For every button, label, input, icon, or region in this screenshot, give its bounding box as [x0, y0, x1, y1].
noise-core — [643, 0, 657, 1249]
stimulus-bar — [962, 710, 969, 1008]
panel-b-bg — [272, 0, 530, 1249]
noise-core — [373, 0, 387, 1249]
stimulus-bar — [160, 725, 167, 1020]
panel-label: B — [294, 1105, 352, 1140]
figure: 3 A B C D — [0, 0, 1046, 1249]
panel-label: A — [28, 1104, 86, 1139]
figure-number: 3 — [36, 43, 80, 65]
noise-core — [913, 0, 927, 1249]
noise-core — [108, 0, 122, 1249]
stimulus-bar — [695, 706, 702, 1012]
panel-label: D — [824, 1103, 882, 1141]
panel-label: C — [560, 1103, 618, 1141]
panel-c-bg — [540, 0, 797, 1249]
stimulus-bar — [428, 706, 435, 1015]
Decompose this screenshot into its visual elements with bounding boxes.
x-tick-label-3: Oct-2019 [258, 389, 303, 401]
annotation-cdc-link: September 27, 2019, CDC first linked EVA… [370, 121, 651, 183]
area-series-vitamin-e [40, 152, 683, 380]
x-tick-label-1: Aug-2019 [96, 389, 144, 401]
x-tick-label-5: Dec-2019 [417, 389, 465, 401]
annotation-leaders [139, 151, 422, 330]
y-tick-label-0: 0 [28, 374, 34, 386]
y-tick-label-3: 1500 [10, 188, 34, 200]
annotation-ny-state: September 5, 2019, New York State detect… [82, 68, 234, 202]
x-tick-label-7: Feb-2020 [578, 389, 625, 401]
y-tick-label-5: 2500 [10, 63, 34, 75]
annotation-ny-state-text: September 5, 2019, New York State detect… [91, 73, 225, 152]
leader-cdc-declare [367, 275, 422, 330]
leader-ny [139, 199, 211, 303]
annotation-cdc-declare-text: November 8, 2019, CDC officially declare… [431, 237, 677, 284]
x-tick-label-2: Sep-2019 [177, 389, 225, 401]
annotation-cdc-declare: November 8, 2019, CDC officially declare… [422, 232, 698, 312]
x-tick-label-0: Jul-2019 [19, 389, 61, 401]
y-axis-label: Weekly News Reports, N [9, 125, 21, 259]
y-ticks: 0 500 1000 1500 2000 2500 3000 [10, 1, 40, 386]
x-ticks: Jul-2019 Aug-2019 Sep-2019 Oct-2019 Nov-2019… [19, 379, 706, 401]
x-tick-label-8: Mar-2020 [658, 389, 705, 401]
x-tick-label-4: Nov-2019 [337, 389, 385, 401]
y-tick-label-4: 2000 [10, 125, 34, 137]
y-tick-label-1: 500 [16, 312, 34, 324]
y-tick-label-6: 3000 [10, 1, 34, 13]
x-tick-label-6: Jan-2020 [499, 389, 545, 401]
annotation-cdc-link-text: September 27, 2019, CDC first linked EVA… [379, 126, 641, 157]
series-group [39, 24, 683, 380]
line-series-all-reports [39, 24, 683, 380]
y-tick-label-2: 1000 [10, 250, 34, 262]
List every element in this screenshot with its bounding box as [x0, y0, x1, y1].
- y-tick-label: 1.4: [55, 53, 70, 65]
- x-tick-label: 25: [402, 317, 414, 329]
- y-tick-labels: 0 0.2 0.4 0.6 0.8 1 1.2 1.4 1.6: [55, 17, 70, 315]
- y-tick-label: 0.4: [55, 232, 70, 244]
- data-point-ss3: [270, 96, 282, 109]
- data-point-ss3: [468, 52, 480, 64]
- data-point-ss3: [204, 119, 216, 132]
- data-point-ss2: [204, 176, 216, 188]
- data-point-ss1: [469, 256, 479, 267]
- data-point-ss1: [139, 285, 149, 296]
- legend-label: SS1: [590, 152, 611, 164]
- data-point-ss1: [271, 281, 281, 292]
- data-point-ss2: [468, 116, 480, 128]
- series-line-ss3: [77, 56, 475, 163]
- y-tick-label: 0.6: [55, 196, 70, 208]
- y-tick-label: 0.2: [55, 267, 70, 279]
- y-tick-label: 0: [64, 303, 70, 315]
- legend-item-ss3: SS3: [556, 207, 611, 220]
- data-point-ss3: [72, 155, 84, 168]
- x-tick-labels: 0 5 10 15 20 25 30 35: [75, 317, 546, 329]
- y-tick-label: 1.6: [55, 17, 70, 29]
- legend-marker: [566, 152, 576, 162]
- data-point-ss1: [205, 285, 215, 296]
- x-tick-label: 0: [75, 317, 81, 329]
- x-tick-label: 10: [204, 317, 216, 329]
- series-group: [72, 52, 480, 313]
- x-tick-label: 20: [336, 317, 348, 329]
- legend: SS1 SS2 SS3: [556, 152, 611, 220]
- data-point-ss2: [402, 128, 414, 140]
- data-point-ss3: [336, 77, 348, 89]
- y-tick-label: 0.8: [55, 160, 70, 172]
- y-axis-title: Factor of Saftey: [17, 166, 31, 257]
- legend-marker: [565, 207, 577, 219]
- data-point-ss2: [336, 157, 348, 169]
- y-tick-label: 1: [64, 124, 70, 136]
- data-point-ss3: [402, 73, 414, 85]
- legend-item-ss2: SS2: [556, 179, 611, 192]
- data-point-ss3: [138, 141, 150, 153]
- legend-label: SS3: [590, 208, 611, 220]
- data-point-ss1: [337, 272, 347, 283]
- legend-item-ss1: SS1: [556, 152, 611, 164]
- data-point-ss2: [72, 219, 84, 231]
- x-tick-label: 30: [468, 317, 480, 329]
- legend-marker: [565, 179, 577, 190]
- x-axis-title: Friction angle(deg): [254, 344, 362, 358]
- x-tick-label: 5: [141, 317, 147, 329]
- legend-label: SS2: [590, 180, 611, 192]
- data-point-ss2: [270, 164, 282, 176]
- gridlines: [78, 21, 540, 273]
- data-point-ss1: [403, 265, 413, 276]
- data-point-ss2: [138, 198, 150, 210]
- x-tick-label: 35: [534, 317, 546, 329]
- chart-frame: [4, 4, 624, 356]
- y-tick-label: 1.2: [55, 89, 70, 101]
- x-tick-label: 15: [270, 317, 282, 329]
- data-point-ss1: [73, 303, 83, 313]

_ _ _ _ _ _ _

### The task
Copy out every one of the lines above, without changing a single character.

### Task result
For every button, label, input, icon, or region in this screenshot, give its bounding box as [x0, y0, x1, y1].
noise-core — [643, 0, 657, 1249]
stimulus-bar — [962, 710, 969, 1008]
panel-b-bg — [272, 0, 530, 1249]
noise-core — [373, 0, 387, 1249]
stimulus-bar — [160, 725, 167, 1020]
panel-label: B — [294, 1105, 352, 1140]
figure: 3 A B C D — [0, 0, 1046, 1249]
panel-label: A — [28, 1104, 86, 1139]
figure-number: 3 — [36, 43, 80, 65]
noise-core — [913, 0, 927, 1249]
noise-core — [108, 0, 122, 1249]
stimulus-bar — [695, 706, 702, 1012]
panel-label: D — [824, 1103, 882, 1141]
panel-label: C — [560, 1103, 618, 1141]
panel-c-bg — [540, 0, 797, 1249]
stimulus-bar — [428, 706, 435, 1015]
Decompose this screenshot into its visual elements with bounding boxes.
x-tick-label-3: Oct-2019 [258, 389, 303, 401]
annotation-cdc-link: September 27, 2019, CDC first linked EVA… [370, 121, 651, 183]
area-series-vitamin-e [40, 152, 683, 380]
x-tick-label-1: Aug-2019 [96, 389, 144, 401]
x-tick-label-5: Dec-2019 [417, 389, 465, 401]
annotation-leaders [139, 151, 422, 330]
y-tick-label-0: 0 [28, 374, 34, 386]
y-tick-label-3: 1500 [10, 188, 34, 200]
annotation-ny-state: September 5, 2019, New York State detect… [82, 68, 234, 202]
x-tick-label-7: Feb-2020 [578, 389, 625, 401]
y-tick-label-5: 2500 [10, 63, 34, 75]
annotation-ny-state-text: September 5, 2019, New York State detect… [91, 73, 225, 152]
leader-cdc-declare [367, 275, 422, 330]
leader-ny [139, 199, 211, 303]
annotation-cdc-declare-text: November 8, 2019, CDC officially declare… [431, 237, 677, 284]
x-tick-label-2: Sep-2019 [177, 389, 225, 401]
annotation-cdc-declare: November 8, 2019, CDC officially declare… [422, 232, 698, 312]
x-tick-label-0: Jul-2019 [19, 389, 61, 401]
y-axis-label: Weekly News Reports, N [9, 125, 21, 259]
y-ticks: 0 500 1000 1500 2000 2500 3000 [10, 1, 40, 386]
x-ticks: Jul-2019 Aug-2019 Sep-2019 Oct-2019 Nov-2019… [19, 379, 706, 401]
x-tick-label-8: Mar-2020 [658, 389, 705, 401]
x-tick-label-4: Nov-2019 [337, 389, 385, 401]
y-tick-label-4: 2000 [10, 125, 34, 137]
y-tick-label-1: 500 [16, 312, 34, 324]
y-tick-label-6: 3000 [10, 1, 34, 13]
x-tick-label-6: Jan-2020 [499, 389, 545, 401]
annotation-cdc-link-text: September 27, 2019, CDC first linked EVA… [379, 126, 641, 157]
series-group [39, 24, 683, 380]
line-series-all-reports [39, 24, 683, 380]
y-tick-label-2: 1000 [10, 250, 34, 262]
List every element in this screenshot with its bounding box as [x0, y0, x1, y1].
- y-tick-label: 1.4: [55, 53, 70, 65]
- x-tick-label: 25: [402, 317, 414, 329]
- y-tick-labels: 0 0.2 0.4 0.6 0.8 1 1.2 1.4 1.6: [55, 17, 70, 315]
- y-tick-label: 0.4: [55, 232, 70, 244]
- data-point-ss3: [270, 96, 282, 109]
- data-point-ss3: [468, 52, 480, 64]
- data-point-ss3: [204, 119, 216, 132]
- data-point-ss2: [204, 176, 216, 188]
- data-point-ss1: [469, 256, 479, 267]
- data-point-ss1: [139, 285, 149, 296]
- legend-label: SS1: [590, 152, 611, 164]
- data-point-ss1: [271, 281, 281, 292]
- data-point-ss2: [468, 116, 480, 128]
- series-line-ss3: [77, 56, 475, 163]
- y-tick-label: 0.6: [55, 196, 70, 208]
- y-tick-label: 0.2: [55, 267, 70, 279]
- y-tick-label: 0: [64, 303, 70, 315]
- legend-item-ss3: SS3: [556, 207, 611, 220]
- data-point-ss3: [72, 155, 84, 168]
- x-tick-labels: 0 5 10 15 20 25 30 35: [75, 317, 546, 329]
- y-tick-label: 1.6: [55, 17, 70, 29]
- legend-marker: [566, 152, 576, 162]
- data-point-ss1: [205, 285, 215, 296]
- x-tick-label: 0: [75, 317, 81, 329]
- x-tick-label: 10: [204, 317, 216, 329]
- series-group: [72, 52, 480, 313]
- x-tick-label: 20: [336, 317, 348, 329]
- legend: SS1 SS2 SS3: [556, 152, 611, 220]
- data-point-ss2: [402, 128, 414, 140]
- data-point-ss3: [336, 77, 348, 89]
- y-tick-label: 0.8: [55, 160, 70, 172]
- y-axis-title: Factor of Saftey: [17, 166, 31, 257]
- legend-marker: [565, 207, 577, 219]
- data-point-ss2: [336, 157, 348, 169]
- y-tick-label: 1: [64, 124, 70, 136]
- data-point-ss3: [402, 73, 414, 85]
- legend-item-ss2: SS2: [556, 179, 611, 192]
- data-point-ss3: [138, 141, 150, 153]
- legend-label: SS3: [590, 208, 611, 220]
- data-point-ss1: [337, 272, 347, 283]
- legend-item-ss1: SS1: [556, 152, 611, 164]
- data-point-ss2: [72, 219, 84, 231]
- x-tick-label: 30: [468, 317, 480, 329]
- legend-marker: [565, 179, 577, 190]
- x-axis-title: Friction angle(deg): [254, 344, 362, 358]
- x-tick-label: 5: [141, 317, 147, 329]
- legend-label: SS2: [590, 180, 611, 192]
- data-point-ss2: [270, 164, 282, 176]
- gridlines: [78, 21, 540, 273]
- data-point-ss1: [403, 265, 413, 276]
- data-point-ss2: [138, 198, 150, 210]
- x-tick-label: 35: [534, 317, 546, 329]
- chart-frame: [4, 4, 624, 356]
- y-tick-label: 1.2: [55, 89, 70, 101]
- x-tick-label: 15: [270, 317, 282, 329]
- data-point-ss1: [73, 303, 83, 313]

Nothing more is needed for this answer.